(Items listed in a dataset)
.....
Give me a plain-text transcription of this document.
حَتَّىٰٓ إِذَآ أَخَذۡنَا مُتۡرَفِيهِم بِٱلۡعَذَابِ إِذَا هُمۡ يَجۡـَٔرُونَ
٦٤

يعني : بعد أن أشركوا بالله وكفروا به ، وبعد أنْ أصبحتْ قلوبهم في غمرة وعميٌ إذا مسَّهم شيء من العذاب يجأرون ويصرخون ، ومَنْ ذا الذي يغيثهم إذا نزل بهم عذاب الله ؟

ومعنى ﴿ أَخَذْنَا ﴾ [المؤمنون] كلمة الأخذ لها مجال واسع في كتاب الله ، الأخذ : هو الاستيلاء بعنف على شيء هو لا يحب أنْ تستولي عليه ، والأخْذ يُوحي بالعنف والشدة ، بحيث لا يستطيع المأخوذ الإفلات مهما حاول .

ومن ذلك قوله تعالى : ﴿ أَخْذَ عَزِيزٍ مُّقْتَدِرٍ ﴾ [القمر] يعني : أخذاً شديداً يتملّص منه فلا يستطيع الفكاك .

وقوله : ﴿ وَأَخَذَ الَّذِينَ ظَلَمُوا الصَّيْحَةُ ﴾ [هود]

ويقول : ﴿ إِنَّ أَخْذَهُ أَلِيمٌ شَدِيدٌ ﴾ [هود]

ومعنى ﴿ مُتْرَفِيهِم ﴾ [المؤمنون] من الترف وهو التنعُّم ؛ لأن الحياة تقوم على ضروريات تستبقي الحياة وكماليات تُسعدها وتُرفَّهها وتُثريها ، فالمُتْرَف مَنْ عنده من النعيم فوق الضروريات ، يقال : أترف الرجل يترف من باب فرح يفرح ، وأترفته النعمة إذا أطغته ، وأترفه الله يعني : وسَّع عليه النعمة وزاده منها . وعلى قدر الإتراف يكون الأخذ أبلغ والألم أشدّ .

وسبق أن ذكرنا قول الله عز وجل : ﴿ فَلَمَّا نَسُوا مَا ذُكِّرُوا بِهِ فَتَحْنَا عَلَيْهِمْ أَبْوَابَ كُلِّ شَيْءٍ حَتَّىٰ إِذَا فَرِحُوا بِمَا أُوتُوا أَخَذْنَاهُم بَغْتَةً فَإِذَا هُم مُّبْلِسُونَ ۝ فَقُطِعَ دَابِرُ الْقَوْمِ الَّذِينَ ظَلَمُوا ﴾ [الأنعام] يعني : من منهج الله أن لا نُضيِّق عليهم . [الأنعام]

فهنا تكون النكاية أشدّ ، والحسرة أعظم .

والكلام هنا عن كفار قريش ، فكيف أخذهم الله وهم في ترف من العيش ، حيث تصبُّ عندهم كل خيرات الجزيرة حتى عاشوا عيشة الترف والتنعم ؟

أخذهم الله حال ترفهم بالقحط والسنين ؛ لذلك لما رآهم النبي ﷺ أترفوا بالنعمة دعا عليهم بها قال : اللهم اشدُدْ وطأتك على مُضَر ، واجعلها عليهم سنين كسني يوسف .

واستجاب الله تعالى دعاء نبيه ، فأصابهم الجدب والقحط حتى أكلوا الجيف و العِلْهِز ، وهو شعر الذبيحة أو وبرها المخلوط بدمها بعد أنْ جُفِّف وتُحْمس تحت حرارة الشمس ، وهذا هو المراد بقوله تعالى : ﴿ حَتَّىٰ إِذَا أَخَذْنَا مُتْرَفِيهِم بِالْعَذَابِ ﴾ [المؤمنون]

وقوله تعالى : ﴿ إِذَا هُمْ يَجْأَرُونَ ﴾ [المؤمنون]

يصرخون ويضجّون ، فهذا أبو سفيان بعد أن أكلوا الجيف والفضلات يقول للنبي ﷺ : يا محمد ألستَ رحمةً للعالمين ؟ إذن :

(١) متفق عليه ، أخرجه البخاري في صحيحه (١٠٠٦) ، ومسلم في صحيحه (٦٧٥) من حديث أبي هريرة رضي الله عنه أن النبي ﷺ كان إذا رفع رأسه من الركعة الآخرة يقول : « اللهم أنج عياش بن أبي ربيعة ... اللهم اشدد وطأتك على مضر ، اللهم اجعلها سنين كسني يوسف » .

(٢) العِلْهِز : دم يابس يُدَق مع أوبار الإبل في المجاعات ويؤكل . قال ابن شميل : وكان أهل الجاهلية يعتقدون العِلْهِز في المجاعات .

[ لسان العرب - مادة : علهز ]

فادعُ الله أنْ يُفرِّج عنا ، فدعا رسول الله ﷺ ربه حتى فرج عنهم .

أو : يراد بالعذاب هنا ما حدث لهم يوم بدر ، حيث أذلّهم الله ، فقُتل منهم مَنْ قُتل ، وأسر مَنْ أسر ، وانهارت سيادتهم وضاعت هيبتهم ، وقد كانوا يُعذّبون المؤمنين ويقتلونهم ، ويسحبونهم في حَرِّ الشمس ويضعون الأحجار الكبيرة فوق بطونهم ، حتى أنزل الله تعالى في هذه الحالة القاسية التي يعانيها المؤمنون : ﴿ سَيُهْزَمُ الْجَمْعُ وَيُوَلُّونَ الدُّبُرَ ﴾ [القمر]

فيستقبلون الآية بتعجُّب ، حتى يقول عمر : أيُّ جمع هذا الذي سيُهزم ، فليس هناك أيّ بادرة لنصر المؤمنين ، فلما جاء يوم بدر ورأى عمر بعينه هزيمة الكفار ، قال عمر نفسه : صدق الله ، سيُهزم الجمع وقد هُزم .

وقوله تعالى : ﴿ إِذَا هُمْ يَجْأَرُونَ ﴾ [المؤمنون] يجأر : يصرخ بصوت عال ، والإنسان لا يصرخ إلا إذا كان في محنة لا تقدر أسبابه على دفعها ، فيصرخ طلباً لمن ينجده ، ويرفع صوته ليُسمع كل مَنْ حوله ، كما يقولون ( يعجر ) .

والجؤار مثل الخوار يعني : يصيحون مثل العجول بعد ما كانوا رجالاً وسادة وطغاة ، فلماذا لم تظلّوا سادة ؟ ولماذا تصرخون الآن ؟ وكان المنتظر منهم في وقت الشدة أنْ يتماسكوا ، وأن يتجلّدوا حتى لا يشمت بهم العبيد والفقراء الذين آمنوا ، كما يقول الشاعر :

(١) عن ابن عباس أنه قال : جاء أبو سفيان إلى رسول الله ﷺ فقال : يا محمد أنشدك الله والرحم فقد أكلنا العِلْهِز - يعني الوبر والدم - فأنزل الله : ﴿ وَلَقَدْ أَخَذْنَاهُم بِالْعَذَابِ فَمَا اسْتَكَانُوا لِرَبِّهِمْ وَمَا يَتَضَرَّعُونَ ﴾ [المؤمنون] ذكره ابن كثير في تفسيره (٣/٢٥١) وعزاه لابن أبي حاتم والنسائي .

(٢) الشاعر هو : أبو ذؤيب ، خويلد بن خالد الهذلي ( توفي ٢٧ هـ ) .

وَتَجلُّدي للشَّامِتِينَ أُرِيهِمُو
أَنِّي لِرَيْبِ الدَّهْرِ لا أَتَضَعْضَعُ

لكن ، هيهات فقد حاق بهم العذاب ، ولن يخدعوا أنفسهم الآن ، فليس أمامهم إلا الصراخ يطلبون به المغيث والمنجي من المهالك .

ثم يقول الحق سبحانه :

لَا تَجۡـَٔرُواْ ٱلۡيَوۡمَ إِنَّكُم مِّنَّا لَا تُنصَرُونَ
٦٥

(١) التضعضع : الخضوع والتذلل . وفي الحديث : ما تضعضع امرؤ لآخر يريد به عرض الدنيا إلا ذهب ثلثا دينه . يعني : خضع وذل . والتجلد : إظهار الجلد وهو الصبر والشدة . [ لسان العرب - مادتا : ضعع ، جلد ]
.....
All of the records must be repeated exactly.

Give me a plain-text transcription of this document.
حَتَّىٰٓ إِذَآ أَخَذۡنَا مُتۡرَفِيهِم بِٱلۡعَذَابِ إِذَا هُمۡ يَجۡـَٔرُونَ
٦٤

يعني : بعد أن أشركوا بالله وكفروا به ، وبعد أنْ أصبحتْ قلوبهم في غمرة وعميٌ إذا مسَّهم شيء من العذاب يجأرون ويصرخون ، ومَنْ ذا الذي يغيثهم إذا نزل بهم عذاب الله ؟

ومعنى ﴿ أَخَذْنَا ﴾ [المؤمنون] كلمة الأخذ لها مجال واسع في كتاب الله ، الأخذ : هو الاستيلاء بعنف على شيء هو لا يحب أنْ تستولي عليه ، والأخْذ يُوحي بالعنف والشدة ، بحيث لا يستطيع المأخوذ الإفلات مهما حاول .

ومن ذلك قوله تعالى : ﴿ أَخْذَ عَزِيزٍ مُّقْتَدِرٍ ﴾ [القمر] يعني : أخذاً شديداً يتملّص منه فلا يستطيع الفكاك .

وقوله : ﴿ وَأَخَذَ الَّذِينَ ظَلَمُوا الصَّيْحَةُ ﴾ [هود]

ويقول : ﴿ إِنَّ أَخْذَهُ أَلِيمٌ شَدِيدٌ ﴾ [هود]

ومعنى ﴿ مُتْرَفِيهِم ﴾ [المؤمنون] من الترف وهو التنعُّم ؛ لأن الحياة تقوم على ضروريات تستبقي الحياة وكماليات تُسعدها وتُرفَّهها وتُثريها ، فالمُتْرَف مَنْ عنده من النعيم فوق الضروريات ، يقال : أترف الرجل يترف من باب فرح يفرح ، وأترفته النعمة إذا أطغته ، وأترفه الله يعني : وسَّع عليه النعمة وزاده منها . وعلى قدر الإتراف يكون الأخذ أبلغ والألم أشدّ .

وسبق أن ذكرنا قول الله عز وجل : ﴿ فَلَمَّا نَسُوا مَا ذُكِّرُوا بِهِ فَتَحْنَا عَلَيْهِمْ أَبْوَابَ كُلِّ شَيْءٍ حَتَّىٰ إِذَا فَرِحُوا بِمَا أُوتُوا أَخَذْنَاهُم بَغْتَةً فَإِذَا هُم مُّبْلِسُونَ ۝ فَقُطِعَ دَابِرُ الْقَوْمِ الَّذِينَ ظَلَمُوا ﴾ [الأنعام] يعني : من منهج الله أن لا نُضيِّق عليهم . [الأنعام]

فهنا تكون النكاية أشدّ ، والحسرة أعظم .

والكلام هنا عن كفار قريش ، فكيف أخذهم الله وهم في ترف من العيش ، حيث تصبُّ عندهم كل خيرات الجزيرة حتى عاشوا عيشة الترف والتنعم ؟

أخذهم الله حال ترفهم بالقحط والسنين ؛ لذلك لما رآهم النبي ﷺ أترفوا بالنعمة دعا عليهم بها قال : اللهم اشدُدْ وطأتك على مُضَر ، واجعلها عليهم سنين كسني يوسف .

واستجاب الله تعالى دعاء نبيه ، فأصابهم الجدب والقحط حتى أكلوا الجيف و العِلْهِز ، وهو شعر الذبيحة أو وبرها المخلوط بدمها بعد أنْ جُفِّف وتُحْمس تحت حرارة الشمس ، وهذا هو المراد بقوله تعالى : ﴿ حَتَّىٰ إِذَا أَخَذْنَا مُتْرَفِيهِم بِالْعَذَابِ ﴾ [المؤمنون]

وقوله تعالى : ﴿ إِذَا هُمْ يَجْأَرُونَ ﴾ [المؤمنون]

يصرخون ويضجّون ، فهذا أبو سفيان بعد أن أكلوا الجيف والفضلات يقول للنبي ﷺ : يا محمد ألستَ رحمةً للعالمين ؟ إذن :

(١) متفق عليه ، أخرجه البخاري في صحيحه (١٠٠٦) ، ومسلم في صحيحه (٦٧٥) من حديث أبي هريرة رضي الله عنه أن النبي ﷺ كان إذا رفع رأسه من الركعة الآخرة يقول : « اللهم أنج عياش بن أبي ربيعة ... اللهم اشدد وطأتك على مضر ، اللهم اجعلها سنين كسني يوسف » .

(٢) العِلْهِز : دم يابس يُدَق مع أوبار الإبل في المجاعات ويؤكل . قال ابن شميل : وكان أهل الجاهلية يعتقدون العِلْهِز في المجاعات .

[ لسان العرب - مادة : علهز ]

فادعُ الله أنْ يُفرِّج عنا ، فدعا رسول الله ﷺ ربه حتى فرج عنهم .

أو : يراد بالعذاب هنا ما حدث لهم يوم بدر ، حيث أذلّهم الله ، فقُتل منهم مَنْ قُتل ، وأسر مَنْ أسر ، وانهارت سيادتهم وضاعت هيبتهم ، وقد كانوا يُعذّبون المؤمنين ويقتلونهم ، ويسحبونهم في حَرِّ الشمس ويضعون الأحجار الكبيرة فوق بطونهم ، حتى أنزل الله تعالى في هذه الحالة القاسية التي يعانيها المؤمنون : ﴿ سَيُهْزَمُ الْجَمْعُ وَيُوَلُّونَ الدُّبُرَ ﴾ [القمر]

فيستقبلون الآية بتعجُّب ، حتى يقول عمر : أيُّ جمع هذا الذي سيُهزم ، فليس هناك أيّ بادرة لنصر المؤمنين ، فلما جاء يوم بدر ورأى عمر بعينه هزيمة الكفار ، قال عمر نفسه : صدق الله ، سيُهزم الجمع وقد هُزم .

وقوله تعالى : ﴿ إِذَا هُمْ يَجْأَرُونَ ﴾ [المؤمنون] يجأر : يصرخ بصوت عال ، والإنسان لا يصرخ إلا إذا كان في محنة لا تقدر أسبابه على دفعها ، فيصرخ طلباً لمن ينجده ، ويرفع صوته ليُسمع كل مَنْ حوله ، كما يقولون ( يعجر ) .

والجؤار مثل الخوار يعني : يصيحون مثل العجول بعد ما كانوا رجالاً وسادة وطغاة ، فلماذا لم تظلّوا سادة ؟ ولماذا تصرخون الآن ؟ وكان المنتظر منهم في وقت الشدة أنْ يتماسكوا ، وأن يتجلّدوا حتى لا يشمت بهم العبيد والفقراء الذين آمنوا ، كما يقول الشاعر :

(١) عن ابن عباس أنه قال : جاء أبو سفيان إلى رسول الله ﷺ فقال : يا محمد أنشدك الله والرحم فقد أكلنا العِلْهِز - يعني الوبر والدم - فأنزل الله : ﴿ وَلَقَدْ أَخَذْنَاهُم بِالْعَذَابِ فَمَا اسْتَكَانُوا لِرَبِّهِمْ وَمَا يَتَضَرَّعُونَ ﴾ [المؤمنون] ذكره ابن كثير في تفسيره (٣/٢٥١) وعزاه لابن أبي حاتم والنسائي .

(٢) الشاعر هو : أبو ذؤيب ، خويلد بن خالد الهذلي ( توفي ٢٧ هـ ) .

وَتَجلُّدي للشَّامِتِينَ أُرِيهِمُو
أَنِّي لِرَيْبِ الدَّهْرِ لا أَتَضَعْضَعُ

لكن ، هيهات فقد حاق بهم العذاب ، ولن يخدعوا أنفسهم الآن ، فليس أمامهم إلا الصراخ يطلبون به المغيث والمنجي من المهالك .

ثم يقول الحق سبحانه :

لَا تَجۡـَٔرُواْ ٱلۡيَوۡمَ إِنَّكُم مِّنَّا لَا تُنصَرُونَ
٦٥

(١) التضعضع : الخضوع والتذلل . وفي الحديث : ما تضعضع امرؤ لآخر يريد به عرض الدنيا إلا ذهب ثلثا دينه . يعني : خضع وذل . والتجلد : إظهار الجلد وهو الصبر والشدة . [ لسان العرب - مادتا : ضعع ، جلد ]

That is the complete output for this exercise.